**Requirement**
Pull every line of the entries that has the word "Подписки".

**Collected data entries**
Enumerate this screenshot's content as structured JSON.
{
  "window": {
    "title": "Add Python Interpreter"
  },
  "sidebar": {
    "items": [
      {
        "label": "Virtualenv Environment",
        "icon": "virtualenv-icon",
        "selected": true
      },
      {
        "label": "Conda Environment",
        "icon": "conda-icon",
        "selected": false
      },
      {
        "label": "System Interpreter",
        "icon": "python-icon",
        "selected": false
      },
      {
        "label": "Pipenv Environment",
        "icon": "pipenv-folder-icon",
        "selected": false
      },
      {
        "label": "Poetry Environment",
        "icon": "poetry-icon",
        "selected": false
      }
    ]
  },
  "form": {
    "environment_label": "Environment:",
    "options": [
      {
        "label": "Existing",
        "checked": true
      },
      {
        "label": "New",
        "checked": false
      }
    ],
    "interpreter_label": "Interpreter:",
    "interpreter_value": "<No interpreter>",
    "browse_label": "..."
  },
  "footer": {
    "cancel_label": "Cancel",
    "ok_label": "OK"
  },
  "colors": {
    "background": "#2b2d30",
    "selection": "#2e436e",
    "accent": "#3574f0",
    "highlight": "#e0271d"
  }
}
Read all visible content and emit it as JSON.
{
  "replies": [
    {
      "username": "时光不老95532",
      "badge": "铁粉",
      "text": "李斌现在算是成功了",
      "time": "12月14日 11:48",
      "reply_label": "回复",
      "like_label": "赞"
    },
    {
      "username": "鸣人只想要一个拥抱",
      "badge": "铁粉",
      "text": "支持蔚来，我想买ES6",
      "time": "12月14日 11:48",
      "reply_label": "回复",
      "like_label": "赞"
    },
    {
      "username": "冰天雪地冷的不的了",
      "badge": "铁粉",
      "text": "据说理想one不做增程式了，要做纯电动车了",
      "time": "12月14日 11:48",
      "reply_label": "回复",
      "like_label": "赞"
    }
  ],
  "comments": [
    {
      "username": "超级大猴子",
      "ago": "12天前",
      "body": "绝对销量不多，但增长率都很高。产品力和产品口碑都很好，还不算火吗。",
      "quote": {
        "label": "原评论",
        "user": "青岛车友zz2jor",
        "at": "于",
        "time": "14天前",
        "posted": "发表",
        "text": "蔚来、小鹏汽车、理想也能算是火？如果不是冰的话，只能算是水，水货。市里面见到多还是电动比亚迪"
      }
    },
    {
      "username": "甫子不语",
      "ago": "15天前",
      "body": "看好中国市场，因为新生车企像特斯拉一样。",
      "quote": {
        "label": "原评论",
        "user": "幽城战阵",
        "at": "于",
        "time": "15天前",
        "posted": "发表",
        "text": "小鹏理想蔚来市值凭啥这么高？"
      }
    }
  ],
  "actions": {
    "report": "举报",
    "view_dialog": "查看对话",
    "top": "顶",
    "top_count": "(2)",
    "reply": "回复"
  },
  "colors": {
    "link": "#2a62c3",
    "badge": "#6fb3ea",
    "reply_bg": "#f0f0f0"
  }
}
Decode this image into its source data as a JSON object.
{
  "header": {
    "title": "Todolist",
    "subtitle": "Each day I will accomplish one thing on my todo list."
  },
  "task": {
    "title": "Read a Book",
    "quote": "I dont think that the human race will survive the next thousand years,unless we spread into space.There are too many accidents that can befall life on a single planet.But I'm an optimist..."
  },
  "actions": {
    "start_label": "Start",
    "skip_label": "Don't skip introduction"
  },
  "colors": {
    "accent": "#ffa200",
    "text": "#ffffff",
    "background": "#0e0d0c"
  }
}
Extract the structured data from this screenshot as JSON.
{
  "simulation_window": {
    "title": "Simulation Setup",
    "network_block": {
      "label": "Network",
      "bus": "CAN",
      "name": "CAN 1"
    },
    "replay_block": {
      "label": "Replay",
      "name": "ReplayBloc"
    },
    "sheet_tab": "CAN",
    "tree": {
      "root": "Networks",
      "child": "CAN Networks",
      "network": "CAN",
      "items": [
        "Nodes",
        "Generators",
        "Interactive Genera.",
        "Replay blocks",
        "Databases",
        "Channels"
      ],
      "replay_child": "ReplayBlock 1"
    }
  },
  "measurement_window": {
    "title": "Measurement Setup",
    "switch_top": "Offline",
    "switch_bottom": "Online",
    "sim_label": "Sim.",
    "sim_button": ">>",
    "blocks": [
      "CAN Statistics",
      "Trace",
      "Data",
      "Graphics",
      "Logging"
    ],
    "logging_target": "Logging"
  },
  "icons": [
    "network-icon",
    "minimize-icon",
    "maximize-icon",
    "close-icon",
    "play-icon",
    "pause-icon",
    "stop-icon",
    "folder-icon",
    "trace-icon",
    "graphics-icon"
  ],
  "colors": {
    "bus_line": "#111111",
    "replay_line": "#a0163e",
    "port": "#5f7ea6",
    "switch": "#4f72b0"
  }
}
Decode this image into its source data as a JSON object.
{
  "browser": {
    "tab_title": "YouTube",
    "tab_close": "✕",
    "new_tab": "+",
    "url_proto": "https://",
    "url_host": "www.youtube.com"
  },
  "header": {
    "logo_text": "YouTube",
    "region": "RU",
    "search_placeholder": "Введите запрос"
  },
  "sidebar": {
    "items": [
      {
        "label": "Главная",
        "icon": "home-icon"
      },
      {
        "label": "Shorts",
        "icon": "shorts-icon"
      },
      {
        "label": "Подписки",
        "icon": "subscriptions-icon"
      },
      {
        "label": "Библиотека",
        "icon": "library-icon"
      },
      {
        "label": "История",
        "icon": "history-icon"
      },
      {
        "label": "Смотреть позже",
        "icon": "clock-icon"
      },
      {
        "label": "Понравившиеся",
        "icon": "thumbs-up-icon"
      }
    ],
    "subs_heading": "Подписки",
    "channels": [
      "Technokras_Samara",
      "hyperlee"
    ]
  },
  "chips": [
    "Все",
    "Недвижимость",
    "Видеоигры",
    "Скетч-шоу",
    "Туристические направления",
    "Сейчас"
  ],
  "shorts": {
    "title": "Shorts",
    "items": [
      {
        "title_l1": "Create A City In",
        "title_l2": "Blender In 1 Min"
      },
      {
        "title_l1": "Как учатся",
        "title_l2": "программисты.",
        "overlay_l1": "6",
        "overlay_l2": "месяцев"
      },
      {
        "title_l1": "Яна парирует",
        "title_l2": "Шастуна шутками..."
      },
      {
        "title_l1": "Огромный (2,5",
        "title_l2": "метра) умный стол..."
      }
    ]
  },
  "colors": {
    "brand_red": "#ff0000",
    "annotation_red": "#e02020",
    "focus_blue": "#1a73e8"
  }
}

**Finished exercise**
        "label": "Подписки",
    "subs_heading": "Подписки",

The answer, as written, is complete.